* Start Dataset rows *

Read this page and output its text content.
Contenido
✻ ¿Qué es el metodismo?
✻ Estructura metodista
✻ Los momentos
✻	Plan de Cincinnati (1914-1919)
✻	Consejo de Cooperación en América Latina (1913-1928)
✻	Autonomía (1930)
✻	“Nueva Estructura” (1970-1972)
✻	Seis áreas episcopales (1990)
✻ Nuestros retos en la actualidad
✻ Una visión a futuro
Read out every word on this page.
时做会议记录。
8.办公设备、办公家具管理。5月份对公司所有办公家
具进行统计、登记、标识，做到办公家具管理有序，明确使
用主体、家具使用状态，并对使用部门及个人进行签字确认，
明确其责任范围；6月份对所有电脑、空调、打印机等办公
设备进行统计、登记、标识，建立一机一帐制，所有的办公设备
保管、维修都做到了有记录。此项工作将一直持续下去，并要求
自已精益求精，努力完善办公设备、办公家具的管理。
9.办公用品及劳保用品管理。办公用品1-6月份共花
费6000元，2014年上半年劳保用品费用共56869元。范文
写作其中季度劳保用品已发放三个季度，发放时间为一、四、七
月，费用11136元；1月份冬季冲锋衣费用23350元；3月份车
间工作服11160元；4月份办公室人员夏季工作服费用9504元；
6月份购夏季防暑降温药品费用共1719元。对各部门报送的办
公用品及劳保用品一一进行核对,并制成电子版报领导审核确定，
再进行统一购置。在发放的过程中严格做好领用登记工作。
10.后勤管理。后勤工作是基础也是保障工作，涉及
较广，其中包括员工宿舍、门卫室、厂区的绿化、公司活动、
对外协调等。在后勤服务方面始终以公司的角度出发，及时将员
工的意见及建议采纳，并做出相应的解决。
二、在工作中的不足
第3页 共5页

* End Dataset rows *

Could you quote the material above in full, exactly as it stands?

◆ Result of the task
Read this page and output its text content.
Contenido
✻ ¿Qué es el metodismo?
✻ Estructura metodista
✻ Los momentos
✻	Plan de Cincinnati (1914-1919)
✻	Consejo de Cooperación en América Latina (1913-1928)
✻	Autonomía (1930)
✻	“Nueva Estructura” (1970-1972)
✻	Seis áreas episcopales (1990)
✻ Nuestros retos en la actualidad
✻ Una visión a futuro
Read out every word on this page.
时做会议记录。
8.办公设备、办公家具管理。5月份对公司所有办公家
具进行统计、登记、标识，做到办公家具管理有序，明确使
用主体、家具使用状态，并对使用部门及个人进行签字确认，
明确其责任范围；6月份对所有电脑、空调、打印机等办公
设备进行统计、登记、标识，建立一机一帐制，所有的办公设备
保管、维修都做到了有记录。此项工作将一直持续下去，并要求
自已精益求精，努力完善办公设备、办公家具的管理。
9.办公用品及劳保用品管理。办公用品1-6月份共花
费6000元，2014年上半年劳保用品费用共56869元。范文
写作其中季度劳保用品已发放三个季度，发放时间为一、四、七
月，费用11136元；1月份冬季冲锋衣费用23350元；3月份车
间工作服11160元；4月份办公室人员夏季工作服费用9504元；
6月份购夏季防暑降温药品费用共1719元。对各部门报送的办
公用品及劳保用品一一进行核对,并制成电子版报领导审核确定，
再进行统一购置。在发放的过程中严格做好领用登记工作。
10.后勤管理。后勤工作是基础也是保障工作，涉及
较广，其中包括员工宿舍、门卫室、厂区的绿化、公司活动、
对外协调等。在后勤服务方面始终以公司的角度出发，及时将员
工的意见及建议采纳，并做出相应的解决。
二、在工作中的不足
第3页 共5页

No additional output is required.